* [Objective] Extract the full set of records, then give each one again exactly.

* [Data for the task]
□ □ □ □ □

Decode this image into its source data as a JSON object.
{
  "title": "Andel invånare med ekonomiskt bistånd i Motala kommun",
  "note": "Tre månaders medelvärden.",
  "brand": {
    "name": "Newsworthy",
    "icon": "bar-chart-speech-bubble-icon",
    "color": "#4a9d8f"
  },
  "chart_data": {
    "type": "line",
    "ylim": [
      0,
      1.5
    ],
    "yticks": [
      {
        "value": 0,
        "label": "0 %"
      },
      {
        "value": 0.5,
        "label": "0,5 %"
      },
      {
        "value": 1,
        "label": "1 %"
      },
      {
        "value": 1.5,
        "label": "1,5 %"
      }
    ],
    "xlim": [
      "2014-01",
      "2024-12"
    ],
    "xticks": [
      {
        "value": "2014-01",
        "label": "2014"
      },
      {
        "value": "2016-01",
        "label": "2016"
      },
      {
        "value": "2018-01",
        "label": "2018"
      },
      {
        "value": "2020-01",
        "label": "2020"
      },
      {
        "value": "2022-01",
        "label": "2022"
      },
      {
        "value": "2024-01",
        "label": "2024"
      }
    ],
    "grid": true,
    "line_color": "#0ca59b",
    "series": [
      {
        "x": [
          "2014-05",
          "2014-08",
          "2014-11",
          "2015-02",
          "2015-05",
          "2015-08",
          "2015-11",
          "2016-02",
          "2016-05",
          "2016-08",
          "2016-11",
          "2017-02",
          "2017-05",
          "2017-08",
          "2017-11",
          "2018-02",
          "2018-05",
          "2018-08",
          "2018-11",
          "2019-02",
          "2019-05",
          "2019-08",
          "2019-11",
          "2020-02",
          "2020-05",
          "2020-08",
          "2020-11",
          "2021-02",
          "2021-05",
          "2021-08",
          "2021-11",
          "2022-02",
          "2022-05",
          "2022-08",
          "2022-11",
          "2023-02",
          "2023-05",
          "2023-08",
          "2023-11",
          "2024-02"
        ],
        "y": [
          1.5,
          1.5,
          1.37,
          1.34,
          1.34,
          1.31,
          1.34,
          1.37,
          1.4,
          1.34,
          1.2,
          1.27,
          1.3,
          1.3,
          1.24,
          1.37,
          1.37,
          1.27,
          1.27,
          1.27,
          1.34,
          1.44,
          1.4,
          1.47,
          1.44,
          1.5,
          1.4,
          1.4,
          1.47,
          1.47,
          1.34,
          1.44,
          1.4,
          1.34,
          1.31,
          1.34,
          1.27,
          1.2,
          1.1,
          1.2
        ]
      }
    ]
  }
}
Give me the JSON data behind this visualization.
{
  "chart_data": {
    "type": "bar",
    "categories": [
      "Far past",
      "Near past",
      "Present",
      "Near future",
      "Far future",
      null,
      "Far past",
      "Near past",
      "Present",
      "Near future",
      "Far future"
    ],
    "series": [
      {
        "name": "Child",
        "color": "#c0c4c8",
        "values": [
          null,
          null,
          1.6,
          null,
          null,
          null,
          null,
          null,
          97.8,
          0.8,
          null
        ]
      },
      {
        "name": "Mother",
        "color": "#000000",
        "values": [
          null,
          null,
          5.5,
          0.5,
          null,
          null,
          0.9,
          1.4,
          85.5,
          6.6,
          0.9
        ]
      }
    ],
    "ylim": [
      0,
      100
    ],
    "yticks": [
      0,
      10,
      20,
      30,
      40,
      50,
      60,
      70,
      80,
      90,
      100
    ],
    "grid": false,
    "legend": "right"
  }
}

□ □ □ □ □

* [Task response]
Decode this image into its source data as a JSON object.
{
  "title": "Andel invånare med ekonomiskt bistånd i Motala kommun",
  "note": "Tre månaders medelvärden.",
  "brand": {
    "name": "Newsworthy",
    "icon": "bar-chart-speech-bubble-icon",
    "color": "#4a9d8f"
  },
  "chart_data": {
    "type": "line",
    "ylim": [
      0,
      1.5
    ],
    "yticks": [
      {
        "value": 0,
        "label": "0 %"
      },
      {
        "value": 0.5,
        "label": "0,5 %"
      },
      {
        "value": 1,
        "label": "1 %"
      },
      {
        "value": 1.5,
        "label": "1,5 %"
      }
    ],
    "xlim": [
      "2014-01",
      "2024-12"
    ],
    "xticks": [
      {
        "value": "2014-01",
        "label": "2014"
      },
      {
        "value": "2016-01",
        "label": "2016"
      },
      {
        "value": "2018-01",
        "label": "2018"
      },
      {
        "value": "2020-01",
        "label": "2020"
      },
      {
        "value": "2022-01",
        "label": "2022"
      },
      {
        "value": "2024-01",
        "label": "2024"
      }
    ],
    "grid": true,
    "line_color": "#0ca59b",
    "series": [
      {
        "x": [
          "2014-05",
          "2014-08",
          "2014-11",
          "2015-02",
          "2015-05",
          "2015-08",
          "2015-11",
          "2016-02",
          "2016-05",
          "2016-08",
          "2016-11",
          "2017-02",
          "2017-05",
          "2017-08",
          "2017-11",
          "2018-02",
          "2018-05",
          "2018-08",
          "2018-11",
          "2019-02",
          "2019-05",
          "2019-08",
          "2019-11",
          "2020-02",
          "2020-05",
          "2020-08",
          "2020-11",
          "2021-02",
          "2021-05",
          "2021-08",
          "2021-11",
          "2022-02",
          "2022-05",
          "2022-08",
          "2022-11",
          "2023-02",
          "2023-05",
          "2023-08",
          "2023-11",
          "2024-02"
        ],
        "y": [
          1.5,
          1.5,
          1.37,
          1.34,
          1.34,
          1.31,
          1.34,
          1.37,
          1.4,
          1.34,
          1.2,
          1.27,
          1.3,
          1.3,
          1.24,
          1.37,
          1.37,
          1.27,
          1.27,
          1.27,
          1.34,
          1.44,
          1.4,
          1.47,
          1.44,
          1.5,
          1.4,
          1.4,
          1.47,
          1.47,
          1.34,
          1.44,
          1.4,
          1.34,
          1.31,
          1.34,
          1.27,
          1.2,
          1.1,
          1.2
        ]
      }
    ]
  }
}
Give me the JSON data behind this visualization.
{
  "chart_data": {
    "type": "bar",
    "categories": [
      "Far past",
      "Near past",
      "Present",
      "Near future",
      "Far future",
      null,
      "Far past",
      "Near past",
      "Present",
      "Near future",
      "Far future"
    ],
    "series": [
      {
        "name": "Child",
        "color": "#c0c4c8",
        "values": [
          null,
          null,
          1.6,
          null,
          null,
          null,
          null,
          null,
          97.8,
          0.8,
          null
        ]
      },
      {
        "name": "Mother",
        "color": "#000000",
        "values": [
          null,
          null,
          5.5,
          0.5,
          null,
          null,
          0.9,
          1.4,
          85.5,
          6.6,
          0.9
        ]
      }
    ],
    "ylim": [
      0,
      100
    ],
    "yticks": [
      0,
      10,
      20,
      30,
      40,
      50,
      60,
      70,
      80,
      90,
      100
    ],
    "grid": false,
    "legend": "right"
  }
}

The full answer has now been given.